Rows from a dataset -
☆ ☆ ☆

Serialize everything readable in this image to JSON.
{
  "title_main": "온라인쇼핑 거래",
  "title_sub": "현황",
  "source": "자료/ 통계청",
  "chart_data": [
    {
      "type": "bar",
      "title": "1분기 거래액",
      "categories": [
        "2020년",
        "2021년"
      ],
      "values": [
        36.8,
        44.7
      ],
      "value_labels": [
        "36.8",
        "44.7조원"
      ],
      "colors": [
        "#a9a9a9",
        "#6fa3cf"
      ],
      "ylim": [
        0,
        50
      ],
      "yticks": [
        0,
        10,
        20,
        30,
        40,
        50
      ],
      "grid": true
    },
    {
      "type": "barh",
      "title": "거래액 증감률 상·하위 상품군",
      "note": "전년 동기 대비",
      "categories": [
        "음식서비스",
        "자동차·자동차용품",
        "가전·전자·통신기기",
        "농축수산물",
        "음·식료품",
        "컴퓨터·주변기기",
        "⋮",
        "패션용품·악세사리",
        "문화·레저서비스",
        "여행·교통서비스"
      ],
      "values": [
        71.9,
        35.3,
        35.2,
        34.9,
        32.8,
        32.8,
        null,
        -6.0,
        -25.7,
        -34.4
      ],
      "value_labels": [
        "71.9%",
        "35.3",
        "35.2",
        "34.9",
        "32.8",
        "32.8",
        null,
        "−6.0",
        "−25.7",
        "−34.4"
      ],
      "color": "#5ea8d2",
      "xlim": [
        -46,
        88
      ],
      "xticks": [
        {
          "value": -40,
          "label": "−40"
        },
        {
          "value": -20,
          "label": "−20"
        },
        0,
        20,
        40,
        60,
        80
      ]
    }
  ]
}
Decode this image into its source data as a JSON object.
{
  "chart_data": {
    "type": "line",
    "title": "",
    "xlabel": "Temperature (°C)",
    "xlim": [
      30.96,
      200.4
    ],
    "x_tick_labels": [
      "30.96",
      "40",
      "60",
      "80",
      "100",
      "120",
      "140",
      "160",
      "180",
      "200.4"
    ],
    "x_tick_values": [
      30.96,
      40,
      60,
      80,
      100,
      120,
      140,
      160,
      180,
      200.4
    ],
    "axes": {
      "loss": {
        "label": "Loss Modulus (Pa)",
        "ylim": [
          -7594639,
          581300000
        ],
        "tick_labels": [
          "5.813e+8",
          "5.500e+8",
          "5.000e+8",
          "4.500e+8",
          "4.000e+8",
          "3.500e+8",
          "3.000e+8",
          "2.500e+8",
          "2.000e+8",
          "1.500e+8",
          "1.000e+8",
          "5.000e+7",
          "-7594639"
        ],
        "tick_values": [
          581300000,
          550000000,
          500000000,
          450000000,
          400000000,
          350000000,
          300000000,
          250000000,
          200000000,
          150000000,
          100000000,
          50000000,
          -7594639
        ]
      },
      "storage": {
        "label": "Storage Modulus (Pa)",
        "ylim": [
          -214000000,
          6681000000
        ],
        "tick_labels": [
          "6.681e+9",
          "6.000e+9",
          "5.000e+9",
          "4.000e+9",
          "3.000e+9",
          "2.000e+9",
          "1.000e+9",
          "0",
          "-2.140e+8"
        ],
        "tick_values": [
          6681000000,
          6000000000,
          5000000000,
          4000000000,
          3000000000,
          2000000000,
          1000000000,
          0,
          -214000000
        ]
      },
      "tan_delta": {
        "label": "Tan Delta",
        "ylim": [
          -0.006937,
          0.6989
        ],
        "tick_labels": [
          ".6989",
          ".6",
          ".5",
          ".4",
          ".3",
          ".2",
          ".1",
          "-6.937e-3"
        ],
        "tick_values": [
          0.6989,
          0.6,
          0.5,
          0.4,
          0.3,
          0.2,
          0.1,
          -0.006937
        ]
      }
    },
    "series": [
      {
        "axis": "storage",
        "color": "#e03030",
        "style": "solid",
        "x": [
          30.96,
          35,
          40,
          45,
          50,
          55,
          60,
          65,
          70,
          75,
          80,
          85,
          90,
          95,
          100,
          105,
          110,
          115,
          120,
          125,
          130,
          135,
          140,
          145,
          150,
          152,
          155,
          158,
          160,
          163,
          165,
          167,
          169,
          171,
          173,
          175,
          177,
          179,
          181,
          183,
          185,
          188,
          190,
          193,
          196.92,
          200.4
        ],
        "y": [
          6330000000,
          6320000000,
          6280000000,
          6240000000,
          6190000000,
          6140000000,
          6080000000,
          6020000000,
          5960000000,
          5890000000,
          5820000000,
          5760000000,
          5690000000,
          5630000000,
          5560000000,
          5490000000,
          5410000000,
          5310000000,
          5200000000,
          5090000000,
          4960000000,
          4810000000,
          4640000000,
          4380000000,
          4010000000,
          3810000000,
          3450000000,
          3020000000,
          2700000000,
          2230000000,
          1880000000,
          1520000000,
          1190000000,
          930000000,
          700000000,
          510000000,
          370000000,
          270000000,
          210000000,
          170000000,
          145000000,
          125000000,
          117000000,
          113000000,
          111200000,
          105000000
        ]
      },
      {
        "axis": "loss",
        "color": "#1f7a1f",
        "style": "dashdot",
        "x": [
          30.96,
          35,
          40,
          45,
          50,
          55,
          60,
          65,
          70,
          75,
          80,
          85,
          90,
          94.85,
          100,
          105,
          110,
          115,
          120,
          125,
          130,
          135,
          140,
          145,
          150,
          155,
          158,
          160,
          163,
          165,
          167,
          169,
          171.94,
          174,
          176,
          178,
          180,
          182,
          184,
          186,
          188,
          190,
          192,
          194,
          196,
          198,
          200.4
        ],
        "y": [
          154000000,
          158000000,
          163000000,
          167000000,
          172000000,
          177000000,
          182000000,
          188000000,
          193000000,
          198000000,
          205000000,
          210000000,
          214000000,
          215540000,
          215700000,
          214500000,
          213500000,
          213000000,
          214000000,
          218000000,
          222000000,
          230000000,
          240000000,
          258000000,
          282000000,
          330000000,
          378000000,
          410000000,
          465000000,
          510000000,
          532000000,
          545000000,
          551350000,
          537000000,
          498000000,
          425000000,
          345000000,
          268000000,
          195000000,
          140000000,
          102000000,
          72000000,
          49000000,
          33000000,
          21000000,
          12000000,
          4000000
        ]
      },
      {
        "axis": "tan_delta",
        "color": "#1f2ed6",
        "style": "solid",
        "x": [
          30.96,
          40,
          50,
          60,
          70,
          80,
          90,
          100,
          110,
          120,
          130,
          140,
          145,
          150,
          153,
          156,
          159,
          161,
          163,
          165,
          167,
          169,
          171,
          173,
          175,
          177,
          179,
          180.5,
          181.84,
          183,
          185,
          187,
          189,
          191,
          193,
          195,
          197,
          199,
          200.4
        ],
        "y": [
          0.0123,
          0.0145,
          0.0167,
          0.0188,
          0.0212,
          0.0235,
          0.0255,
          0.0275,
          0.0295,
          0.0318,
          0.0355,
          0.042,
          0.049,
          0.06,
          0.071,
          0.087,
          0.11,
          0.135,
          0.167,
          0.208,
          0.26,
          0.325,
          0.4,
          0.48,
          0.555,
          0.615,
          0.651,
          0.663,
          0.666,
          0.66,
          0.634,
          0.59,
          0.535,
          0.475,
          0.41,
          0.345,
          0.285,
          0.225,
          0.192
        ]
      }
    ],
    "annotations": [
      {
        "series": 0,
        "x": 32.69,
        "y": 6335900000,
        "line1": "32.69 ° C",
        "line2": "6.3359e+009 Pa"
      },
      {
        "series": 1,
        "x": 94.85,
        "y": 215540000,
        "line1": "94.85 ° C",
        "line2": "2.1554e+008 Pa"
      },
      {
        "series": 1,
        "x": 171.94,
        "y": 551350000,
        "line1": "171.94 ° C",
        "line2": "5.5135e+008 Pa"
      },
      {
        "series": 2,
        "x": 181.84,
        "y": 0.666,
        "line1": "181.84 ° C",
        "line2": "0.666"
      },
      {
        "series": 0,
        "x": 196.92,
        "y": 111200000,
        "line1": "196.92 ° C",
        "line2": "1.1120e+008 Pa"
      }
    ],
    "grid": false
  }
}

☆ ☆ ☆

Goal - Report all lines of the material that contain the word "JSON".

Written answer -
Serialize everything readable in this image to JSON.
Decode this image into its source data as a JSON object.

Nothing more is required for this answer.